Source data
==*==

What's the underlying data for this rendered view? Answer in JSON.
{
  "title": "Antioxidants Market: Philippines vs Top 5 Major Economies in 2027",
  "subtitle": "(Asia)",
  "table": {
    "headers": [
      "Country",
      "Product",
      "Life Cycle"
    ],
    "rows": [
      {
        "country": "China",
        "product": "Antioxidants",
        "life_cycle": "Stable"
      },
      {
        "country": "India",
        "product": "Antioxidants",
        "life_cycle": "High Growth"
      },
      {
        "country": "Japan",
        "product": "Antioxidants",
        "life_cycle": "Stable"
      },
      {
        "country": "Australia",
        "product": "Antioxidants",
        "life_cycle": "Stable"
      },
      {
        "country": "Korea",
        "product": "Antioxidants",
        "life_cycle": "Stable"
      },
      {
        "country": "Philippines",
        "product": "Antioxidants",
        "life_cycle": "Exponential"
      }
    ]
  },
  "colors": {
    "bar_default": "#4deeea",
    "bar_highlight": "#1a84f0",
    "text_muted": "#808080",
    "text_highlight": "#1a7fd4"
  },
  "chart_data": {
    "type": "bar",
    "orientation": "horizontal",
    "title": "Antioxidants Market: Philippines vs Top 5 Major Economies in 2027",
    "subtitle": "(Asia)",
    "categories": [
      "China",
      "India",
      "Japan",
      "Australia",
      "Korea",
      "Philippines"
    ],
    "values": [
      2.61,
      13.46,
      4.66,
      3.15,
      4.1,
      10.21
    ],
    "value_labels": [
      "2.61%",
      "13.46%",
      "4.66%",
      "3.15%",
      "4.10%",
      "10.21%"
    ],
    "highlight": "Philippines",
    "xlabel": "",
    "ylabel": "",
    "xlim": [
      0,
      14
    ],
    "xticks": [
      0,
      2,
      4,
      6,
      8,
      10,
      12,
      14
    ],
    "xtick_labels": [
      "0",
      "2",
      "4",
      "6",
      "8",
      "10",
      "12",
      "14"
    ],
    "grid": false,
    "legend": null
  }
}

==*==

Retype every record above exactly as written.

What's the underlying data for this rendered view? Answer in JSON.
{
  "title": "Antioxidants Market: Philippines vs Top 5 Major Economies in 2027",
  "subtitle": "(Asia)",
  "table": {
    "headers": [
      "Country",
      "Product",
      "Life Cycle"
    ],
    "rows": [
      {
        "country": "China",
        "product": "Antioxidants",
        "life_cycle": "Stable"
      },
      {
        "country": "India",
        "product": "Antioxidants",
        "life_cycle": "High Growth"
      },
      {
        "country": "Japan",
        "product": "Antioxidants",
        "life_cycle": "Stable"
      },
      {
        "country": "Australia",
        "product": "Antioxidants",
        "life_cycle": "Stable"
      },
      {
        "country": "Korea",
        "product": "Antioxidants",
        "life_cycle": "Stable"
      },
      {
        "country": "Philippines",
        "product": "Antioxidants",
        "life_cycle": "Exponential"
      }
    ]
  },
  "colors": {
    "bar_default": "#4deeea",
    "bar_highlight": "#1a84f0",
    "text_muted": "#808080",
    "text_highlight": "#1a7fd4"
  },
  "chart_data": {
    "type": "bar",
    "orientation": "horizontal",
    "title": "Antioxidants Market: Philippines vs Top 5 Major Economies in 2027",
    "subtitle": "(Asia)",
    "categories": [
      "China",
      "India",
      "Japan",
      "Australia",
      "Korea",
      "Philippines"
    ],
    "values": [
      2.61,
      13.46,
      4.66,
      3.15,
      4.1,
      10.21
    ],
    "value_labels": [
      "2.61%",
      "13.46%",
      "4.66%",
      "3.15%",
      "4.10%",
      "10.21%"
    ],
    "highlight": "Philippines",
    "xlabel": "",
    "ylabel": "",
    "xlim": [
      0,
      14
    ],
    "xticks": [
      0,
      2,
      4,
      6,
      8,
      10,
      12,
      14
    ],
    "xtick_labels": [
      "0",
      "2",
      "4",
      "6",
      "8",
      "10",
      "12",
      "14"
    ],
    "grid": false,
    "legend": null
  }
}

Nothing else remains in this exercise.